<<<<

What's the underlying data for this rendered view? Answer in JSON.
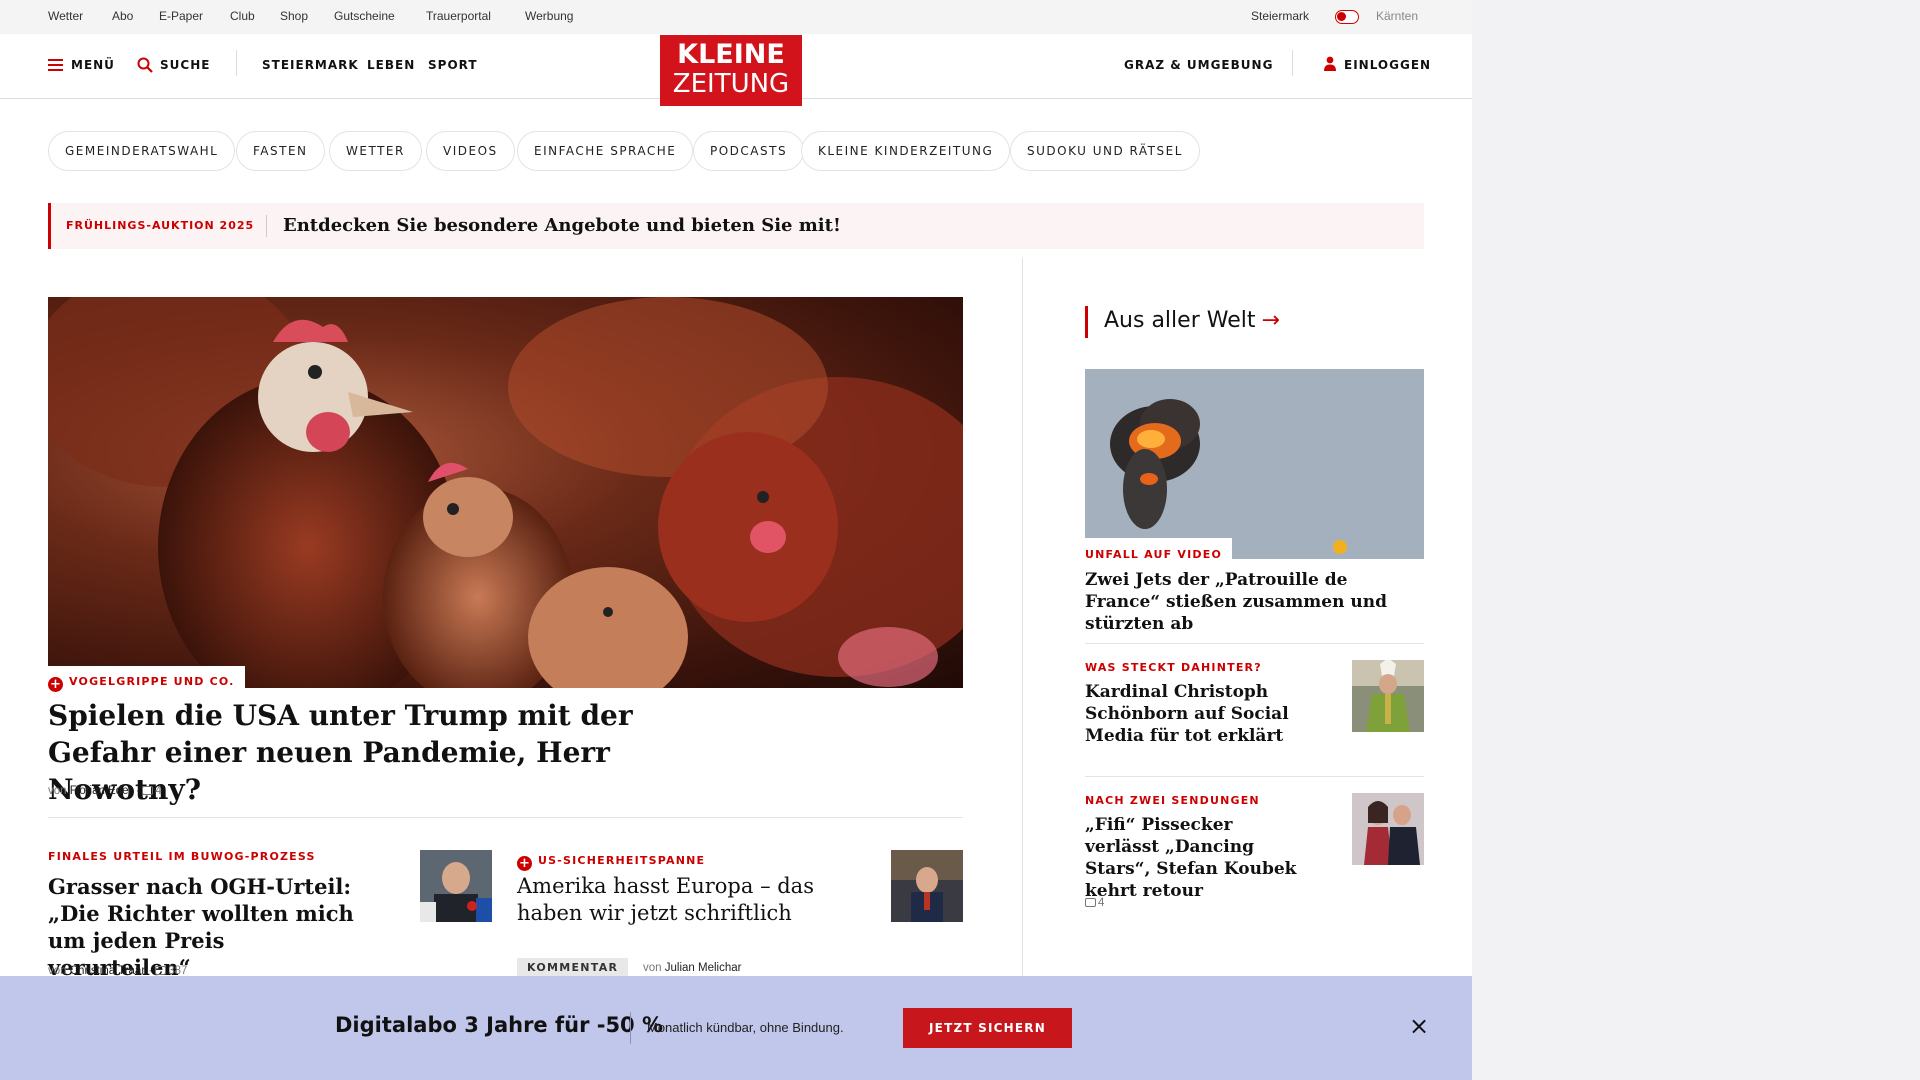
{
  "utility_bar": {
    "links": [
      "Wetter",
      "Abo",
      "E-Paper",
      "Club",
      "Shop",
      "Gutscheine",
      "Trauerportal",
      "Werbung"
    ],
    "region_left": "Steiermark",
    "region_right": "Kärnten"
  },
  "header": {
    "menu_label": "MENÜ",
    "search_label": "SUCHE",
    "nav": [
      "STEIERMARK",
      "LEBEN",
      "SPORT"
    ],
    "logo_line1": "KLEINE",
    "logo_line2": "ZEITUNG",
    "region_link": "GRAZ & UMGEBUNG",
    "login_label": "EINLOGGEN"
  },
  "topics": [
    "GEMEINDERATSWAHL",
    "FASTEN",
    "WETTER",
    "VIDEOS",
    "EINFACHE SPRACHE",
    "PODCASTS",
    "KLEINE KINDERZEITUNG",
    "SUDOKU UND RÄTSEL"
  ],
  "promo": {
    "tag": "FRÜHLINGS-AUKTION 2025",
    "text": "Entdecken Sie besondere Angebote und bieten Sie mit!"
  },
  "hero": {
    "kicker": "VOGELGRIPPE UND CO.",
    "title": "Spielen die USA unter Trump mit der Gefahr einer neuen Pandemie, Herr Nowotny?",
    "by": "von",
    "author": "Florian Eder",
    "comments": "4"
  },
  "teasers": [
    {
      "kicker": "FINALES URTEIL IM BUWOG-PROZESS",
      "title": "Grasser nach OGH-Urteil: „Die Richter wollten mich um jeden Preis verurteilen“",
      "by": "von",
      "author": "Christina Traar",
      "comments": "387"
    },
    {
      "kicker": "US-SICHERHEITSPANNE",
      "title": "Amerika hasst Europa – das haben wir jetzt schriftlich",
      "label": "KOMMENTAR",
      "by": "von",
      "author": "Julian Melichar"
    }
  ],
  "sidebar": {
    "heading": "Aus aller Welt",
    "items": [
      {
        "kicker": "UNFALL AUF VIDEO",
        "title": "Zwei Jets der „Patrouille de France“ stießen zusammen und stürzten ab"
      },
      {
        "kicker": "WAS STECKT DAHINTER?",
        "title": "Kardinal Christoph Schönborn auf Social Media für tot erklärt"
      },
      {
        "kicker": "NACH ZWEI SENDUNGEN",
        "title": "„Fifi“ Pissecker verlässt „Dancing Stars“, Stefan Koubek kehrt retour",
        "comments": "4"
      }
    ]
  },
  "offer_bar": {
    "headline": "Digitalabo 3 Jahre für -50 %",
    "subtext": "Monatlich kündbar, ohne Bindung.",
    "button": "JETZT SICHERN"
  },
  "colors": {
    "brand_red": "#d3131c",
    "offer_bg": "#c1c6eb"
  }
}
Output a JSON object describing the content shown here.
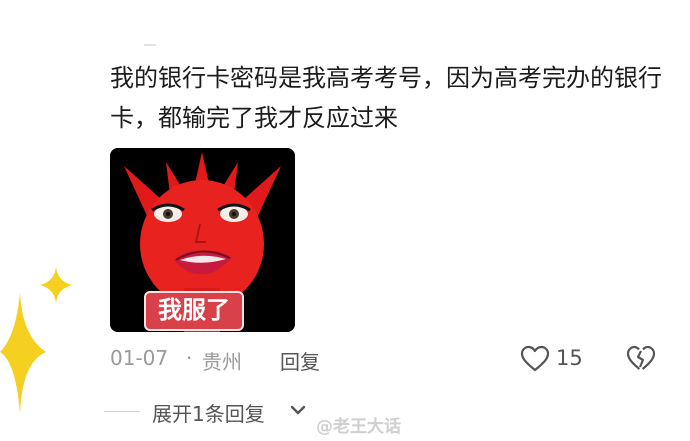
{
  "comment": {
    "text": "我的银行卡密码是我高考考号，因为高考完办的银行卡，都输完了我才反应过来"
  },
  "sticker": {
    "caption": "我服了"
  },
  "meta": {
    "date": "01-07",
    "separator": "·",
    "location": "贵州",
    "reply_label": "回复"
  },
  "actions": {
    "like_count": "15",
    "like_icon": "heart-outline-icon",
    "dislike_icon": "broken-heart-icon"
  },
  "replies": {
    "expand_label": "展开1条回复",
    "chevron_icon": "chevron-down-icon"
  },
  "watermark": {
    "text": "@老王大话"
  },
  "colors": {
    "text_primary": "#1c1c1c",
    "text_secondary": "#9a9a9a",
    "accent_red": "#e02222",
    "sparkle_yellow": "#f5d020"
  }
}
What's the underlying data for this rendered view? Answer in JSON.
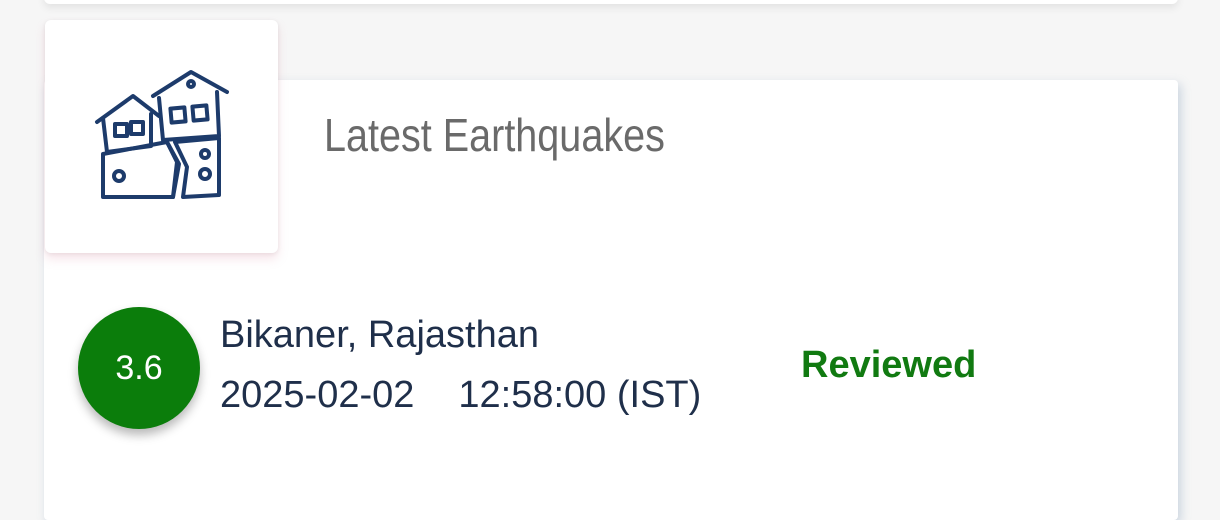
{
  "section": {
    "title": "Latest Earthquakes",
    "icon": "earthquake-houses-icon"
  },
  "quakes": [
    {
      "magnitude": "3.6",
      "location": "Bikaner, Rajasthan",
      "date": "2025-02-02",
      "time": "12:58:00 (IST)",
      "status": "Reviewed"
    }
  ],
  "colors": {
    "magnitude_badge": "#0b7d0b",
    "status_text": "#117a11",
    "icon_stroke": "#1d3b6b",
    "title_text": "#6a6a6a",
    "body_text": "#1f2f4a"
  }
}
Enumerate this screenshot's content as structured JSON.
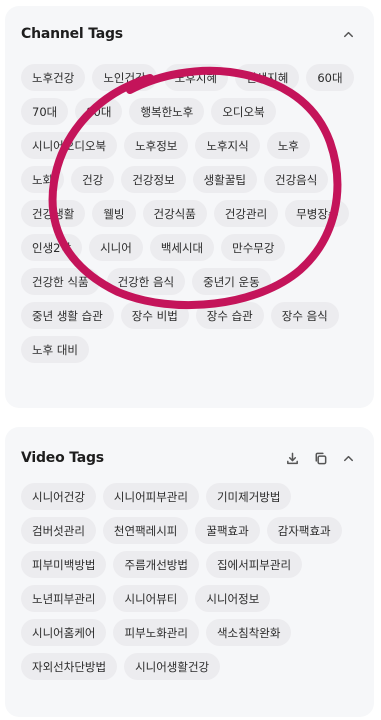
{
  "channel": {
    "title": "Channel Tags",
    "tags": [
      "노후건강",
      "노인건강",
      "노후지혜",
      "인생지혜",
      "60대",
      "70대",
      "80대",
      "행복한노후",
      "오디오북",
      "시니어오디오북",
      "노후정보",
      "노후지식",
      "노후",
      "노화",
      "건강",
      "건강정보",
      "생활꿀팁",
      "건강음식",
      "건강생활",
      "웰빙",
      "건강식품",
      "건강관리",
      "무병장수",
      "인생2막",
      "시니어",
      "백세시대",
      "만수무강",
      "건강한 식품",
      "건강한 음식",
      "중년기 운동",
      "중년 생활 습관",
      "장수 비법",
      "장수 습관",
      "장수 음식",
      "노후 대비"
    ]
  },
  "video": {
    "title": "Video Tags",
    "tags": [
      "시니어건강",
      "시니어피부관리",
      "기미제거방법",
      "검버섯관리",
      "천연팩레시피",
      "꿀팩효과",
      "감자팩효과",
      "피부미백방법",
      "주름개선방법",
      "집에서피부관리",
      "노년피부관리",
      "시니어뷰티",
      "시니어정보",
      "시니어홈케어",
      "피부노화관리",
      "색소침착완화",
      "자외선차단방법",
      "시니어생활건강"
    ]
  },
  "icons": {
    "collapse": "chevron-up-icon",
    "download": "download-icon",
    "copy": "copy-icon"
  },
  "annotation_color": "#c4145a"
}
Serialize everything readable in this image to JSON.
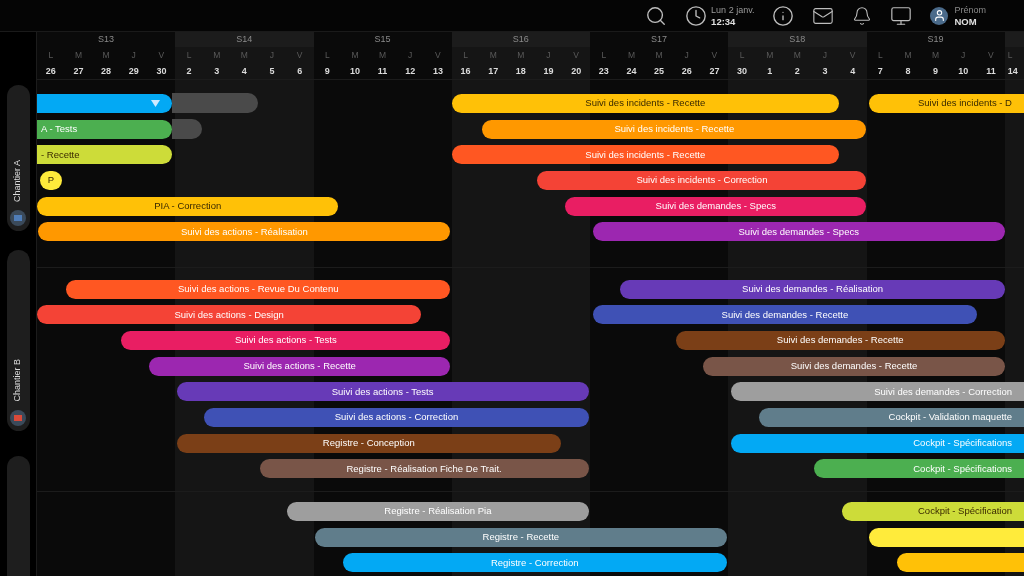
{
  "topbar": {
    "date": "Lun 2 janv.",
    "time": "12:34",
    "user": {
      "first_name": "Prénom",
      "last_name": "NOM"
    }
  },
  "weeks": [
    {
      "label": "S13",
      "days": [
        {
          "letter": "L",
          "date": "26"
        },
        {
          "letter": "M",
          "date": "27"
        },
        {
          "letter": "M",
          "date": "28"
        },
        {
          "letter": "J",
          "date": "29"
        },
        {
          "letter": "V",
          "date": "30"
        }
      ]
    },
    {
      "label": "S14",
      "days": [
        {
          "letter": "L",
          "date": "2"
        },
        {
          "letter": "M",
          "date": "3"
        },
        {
          "letter": "M",
          "date": "4"
        },
        {
          "letter": "J",
          "date": "5"
        },
        {
          "letter": "V",
          "date": "6"
        }
      ]
    },
    {
      "label": "S15",
      "days": [
        {
          "letter": "L",
          "date": "9"
        },
        {
          "letter": "M",
          "date": "10"
        },
        {
          "letter": "M",
          "date": "11"
        },
        {
          "letter": "J",
          "date": "12"
        },
        {
          "letter": "V",
          "date": "13"
        }
      ]
    },
    {
      "label": "S16",
      "days": [
        {
          "letter": "L",
          "date": "16"
        },
        {
          "letter": "M",
          "date": "17"
        },
        {
          "letter": "M",
          "date": "18"
        },
        {
          "letter": "J",
          "date": "19"
        },
        {
          "letter": "V",
          "date": "20"
        }
      ]
    },
    {
      "label": "S17",
      "days": [
        {
          "letter": "L",
          "date": "23"
        },
        {
          "letter": "M",
          "date": "24"
        },
        {
          "letter": "M",
          "date": "25"
        },
        {
          "letter": "J",
          "date": "26"
        },
        {
          "letter": "V",
          "date": "27"
        }
      ]
    },
    {
      "label": "S18",
      "days": [
        {
          "letter": "L",
          "date": "30"
        },
        {
          "letter": "M",
          "date": "1"
        },
        {
          "letter": "M",
          "date": "2"
        },
        {
          "letter": "J",
          "date": "3"
        },
        {
          "letter": "V",
          "date": "4"
        }
      ]
    },
    {
      "label": "S19",
      "days": [
        {
          "letter": "L",
          "date": "7"
        },
        {
          "letter": "M",
          "date": "8"
        },
        {
          "letter": "M",
          "date": "9"
        },
        {
          "letter": "J",
          "date": "10"
        },
        {
          "letter": "V",
          "date": "11"
        }
      ]
    },
    {
      "days": [
        {
          "letter": "L",
          "date": "14"
        }
      ]
    }
  ],
  "sections": [
    {
      "label": "Chantier A",
      "color": "#4f7db8",
      "rows": [
        {
          "bars": [
            {
              "color": "#03a9f4",
              "cut_left": true,
              "menu": true,
              "track": true
            },
            {
              "label": "Suivi des incidents - Recette",
              "color": "#ffc107",
              "dark_text": true
            },
            {
              "label": "Suivi des incidents - D",
              "color": "#ffc107",
              "dark_text": true,
              "cut_right": true
            }
          ]
        },
        {
          "bars": [
            {
              "label": "A - Tests",
              "color": "#4caf50",
              "cut_left": true,
              "track": true
            },
            {
              "label": "Suivi des incidents - Recette",
              "color": "#ff9800"
            }
          ]
        },
        {
          "bars": [
            {
              "label": "- Recette",
              "color": "#cddc39",
              "dark_text": true,
              "cut_left": true
            },
            {
              "label": "Suivi des incidents - Recette",
              "color": "#ff5722"
            }
          ]
        },
        {
          "bars": [
            {
              "label": "P",
              "color": "#ffeb3b",
              "dark_text": true
            },
            {
              "label": "Suivi des incidents - Correction",
              "color": "#f44336"
            }
          ]
        },
        {
          "bars": [
            {
              "label": "PIA - Correction",
              "color": "#ffc107",
              "dark_text": true
            },
            {
              "label": "Suivi des demandes - Specs",
              "color": "#e91e63"
            }
          ]
        },
        {
          "bars": [
            {
              "label": "Suivi des actions - Réalisation",
              "color": "#ff9800"
            },
            {
              "label": "Suivi des demandes - Specs",
              "color": "#9c27b0"
            }
          ]
        }
      ]
    },
    {
      "label": "Chantier B",
      "color": "#d84a3a",
      "rows": [
        {
          "bars": [
            {
              "label": "Suivi des actions - Revue Du Contenu",
              "color": "#ff5722"
            },
            {
              "label": "Suivi des demandes - Réalisation",
              "color": "#673ab7"
            }
          ]
        },
        {
          "bars": [
            {
              "label": "Suivi des actions - Design",
              "color": "#f44336"
            },
            {
              "label": "Suivi des demandes - Recette",
              "color": "#3f51b5"
            }
          ]
        },
        {
          "bars": [
            {
              "label": "Suivi des actions - Tests",
              "color": "#e91e63"
            },
            {
              "label": "Suivi des demandes - Recette",
              "color": "#7b3f17"
            }
          ]
        },
        {
          "bars": [
            {
              "label": "Suivi des actions - Recette",
              "color": "#9c27b0"
            },
            {
              "label": "Suivi des demandes - Recette",
              "color": "#795548"
            }
          ]
        },
        {
          "bars": [
            {
              "label": "Suivi des actions - Tests",
              "color": "#673ab7"
            },
            {
              "label": "Suivi des demandes - Correction",
              "color": "#9e9e9e",
              "cut_right": true
            }
          ]
        },
        {
          "bars": [
            {
              "label": "Suivi des actions - Correction",
              "color": "#3f51b5"
            },
            {
              "label": "Cockpit - Validation maquette",
              "color": "#607d8b",
              "cut_right": true
            }
          ]
        },
        {
          "bars": [
            {
              "label": "Registre - Conception",
              "color": "#7b3f17"
            },
            {
              "label": "Cockpit - Spécifications",
              "color": "#03a9f4",
              "cut_right": true
            }
          ]
        },
        {
          "bars": [
            {
              "label": "Registre - Réalisation Fiche De Trait.",
              "color": "#795548"
            },
            {
              "label": "Cockpit - Spécifications",
              "color": "#4caf50",
              "cut_right": true
            }
          ]
        }
      ]
    },
    {
      "rows": [
        {
          "bars": [
            {
              "label": "Registre - Réalisation Pia",
              "color": "#9e9e9e"
            },
            {
              "label": "Cockpit - Spécification",
              "color": "#cddc39",
              "dark_text": true,
              "cut_right": true
            }
          ]
        },
        {
          "bars": [
            {
              "label": "Registre - Recette",
              "color": "#607d8b"
            },
            {
              "color": "#ffeb3b",
              "cut_right": true
            }
          ]
        },
        {
          "bars": [
            {
              "label": "Registre - Correction",
              "color": "#03a9f4"
            },
            {
              "color": "#ffc107",
              "cut_right": true
            }
          ]
        }
      ]
    }
  ]
}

>>>>

- _WORK TO BE COMPLETED_
Look through the material and copy each line that has "location".

- _EXPECTED ANSWER_
    "location": "贵州",
      "location": "Bikaner, Rajasthan",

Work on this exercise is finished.